------ Material shown

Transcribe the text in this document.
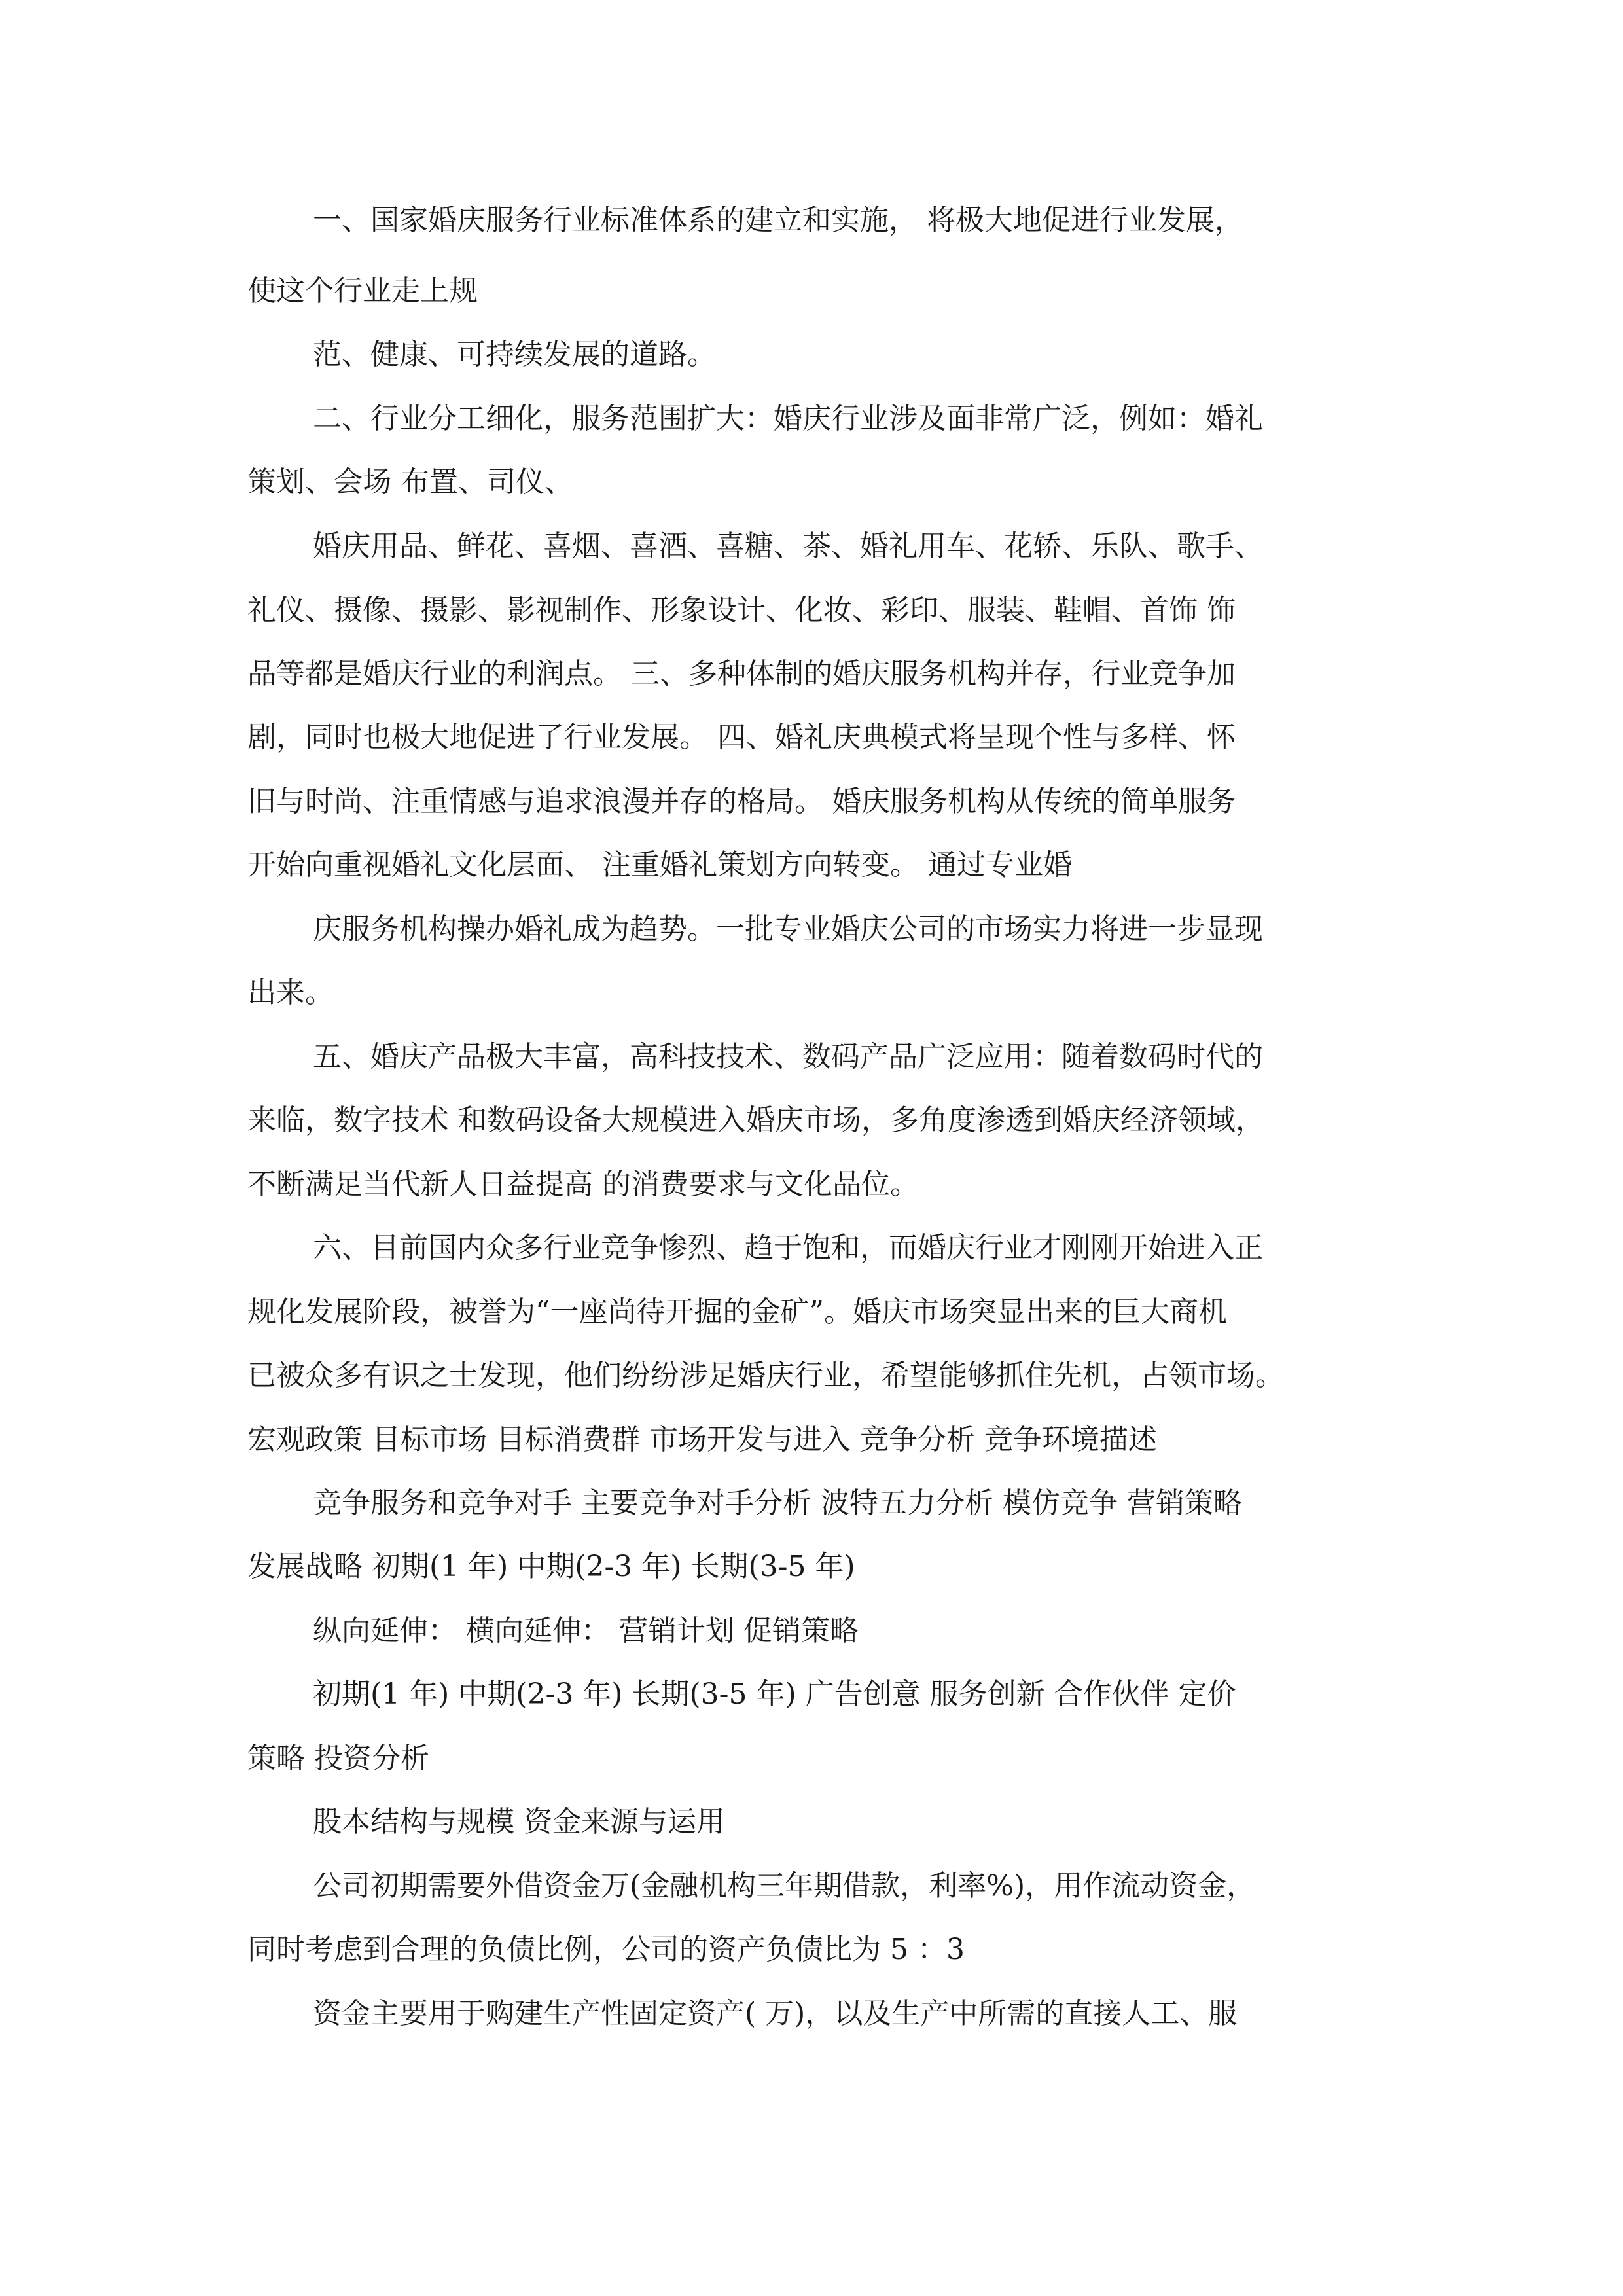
一、国家婚庆服务行业标准体系的建立和实施， 将极大地促进行业发展，
使这个行业走上规
范、健康、可持续发展的道路。
二、行业分工细化，服务范围扩大：婚庆行业涉及面非常广泛，例如：婚礼
策划、会场 布置、司仪、
婚庆用品、鲜花、喜烟、喜酒、喜糖、茶、婚礼用车、花轿、乐队、歌手、
礼仪、摄像、摄影、影视制作、形象设计、化妆、彩印、服装、鞋帽、首饰 饰
品等都是婚庆行业的利润点。 三、多种体制的婚庆服务机构并存，行业竞争加
剧，同时也极大地促进了行业发展。 四、婚礼庆典模式将呈现个性与多样、怀
旧与时尚、注重情感与追求浪漫并存的格局。 婚庆服务机构从传统的简单服务
开始向重视婚礼文化层面、 注重婚礼策划方向转变。 通过专业婚
庆服务机构操办婚礼成为趋势。一批专业婚庆公司的市场实力将进一步显现
出来。
五、婚庆产品极大丰富，高科技技术、数码产品广泛应用：随着数码时代的
来临，数字技术 和数码设备大规模进入婚庆市场，多角度渗透到婚庆经济领域，
不断满足当代新人日益提高 的消费要求与文化品位。
六、目前国内众多行业竞争惨烈、趋于饱和，而婚庆行业才刚刚开始进入正
规化发展阶段，被誉为“一座尚待开掘的金矿”。婚庆市场突显出来的巨大商机
已被众多有识之士发现，他们纷纷涉足婚庆行业，希望能够抓住先机，占领市场。
宏观政策 目标市场 目标消费群 市场开发与进入 竞争分析 竞争环境描述
竞争服务和竞争对手 主要竞争对手分析 波特五力分析 模仿竞争 营销策略
发展战略 初期(1 年) 中期(2-3 年) 长期(3-5 年)
纵向延伸： 横向延伸： 营销计划 促销策略
初期(1 年) 中期(2-3 年) 长期(3-5 年) 广告创意 服务创新 合作伙伴 定价
策略 投资分析
股本结构与规模 资金来源与运用
公司初期需要外借资金万(金融机构三年期借款，利率%)，用作流动资金，
同时考虑到合理的负债比例，公司的资产负债比为 5 ：3
资金主要用于购建生产性固定资产( 万)，以及生产中所需的直接人工、服
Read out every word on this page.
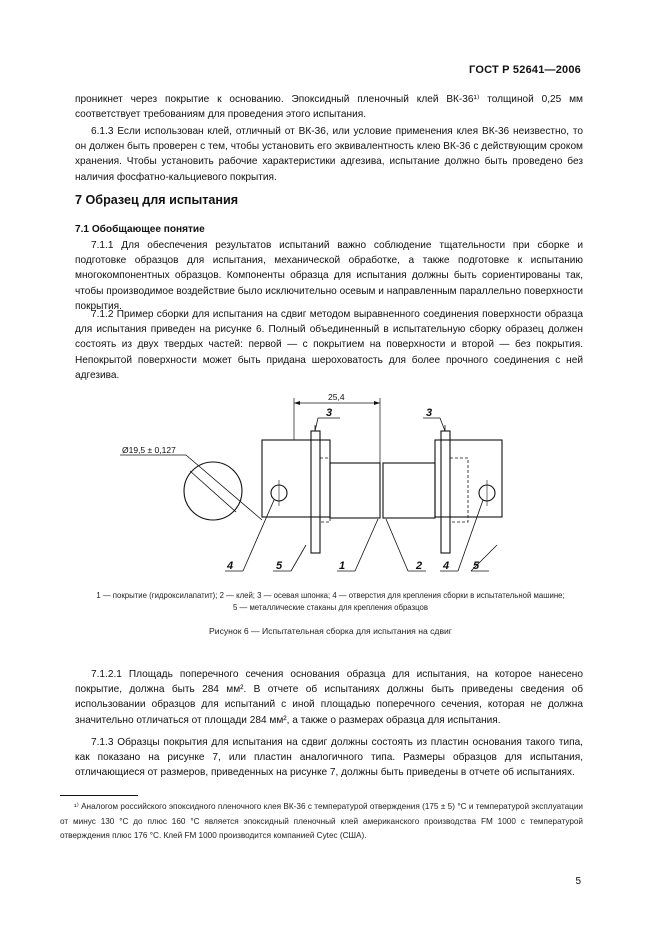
ГОСТ Р 52641—2006
проникнет через покрытие к основанию. Эпоксидный пленочный клей ВК-36¹⁾ толщиной 0,25 мм соответствует требованиям для проведения этого испытания.
6.1.3 Если использован клей, отличный от ВК-36, или условие применения клея ВК-36 неизвестно, то он должен быть проверен с тем, чтобы установить его эквивалентность клею ВК-36 с действующим сроком хранения. Чтобы установить рабочие характеристики адгезива, испытание должно быть проведено без наличия фосфатно-кальциевого покрытия.
7 Образец для испытания
7.1 Обобщающее понятие
7.1.1 Для обеспечения результатов испытаний важно соблюдение тщательности при сборке и подготовке образцов для испытания, механической обработке, а также подготовке к испытанию многокомпонентных образцов. Компоненты образца для испытания должны быть сориентированы так, чтобы производимое воздействие было исключительно осевым и направленным параллельно поверхности покрытия.
7.1.2 Пример сборки для испытания на сдвиг методом выравненного соединения поверхности образца для испытания приведен на рисунке 6. Полный объединенный в испытательную сборку образец должен состоять из двух твердых частей: первой — с покрытием на поверхности и второй — без покрытия. Непокрытой поверхности может быть придана шероховатость для более прочного соединения с ней адгезива.
25,4
Ø19,5 ± 0,127
3	3
4	5	1	2 4 5
1 — покрытие (гидроксилапатит); 2 — клей; 3 — осевая шпонка; 4 — отверстия для крепления сборки в испытательной машине;
5 — металлические стаканы для крепления образцов
Рисунок 6 — Испытательная сборка для испытания на сдвиг
7.1.2.1 Площадь поперечного сечения основания образца для испытания, на которое нанесено покрытие, должна быть 284 мм². В отчете об испытаниях должны быть приведены сведения об использовании образцов для испытаний с иной площадью поперечного сечения, которая не должна значительно отличаться от площади 284 мм², а также о размерах образца для испытания.
7.1.3 Образцы покрытия для испытания на сдвиг должны состоять из пластин основания такого типа, как показано на рисунке 7, или пластин аналогичного типа. Размеры образцов для испытания, отличающиеся от размеров, приведенных на рисунке 7, должны быть приведены в отчете об испытаниях.
¹⁾ Аналогом российского эпоксидного пленочного клея ВК-36 с температурой отверждения (175 ± 5) °С и температурой эксплуатации от минус 130 °С до плюс 160 °С является эпоксидный пленочный клей американского производства FM 1000 с температурой отверждения плюс 176 °С. Клей FM 1000 производится компанией Cytec (США).
5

------------

[What you need to do]:
Which lines of the data include "крепления"? Copy each of them.

[Answer in full]:
1 — покрытие (гидроксилапатит); 2 — клей; 3 — осевая шпонка; 4 — отверстия для крепления сборки в испытательной машине;
5 — металлические стаканы для крепления образцов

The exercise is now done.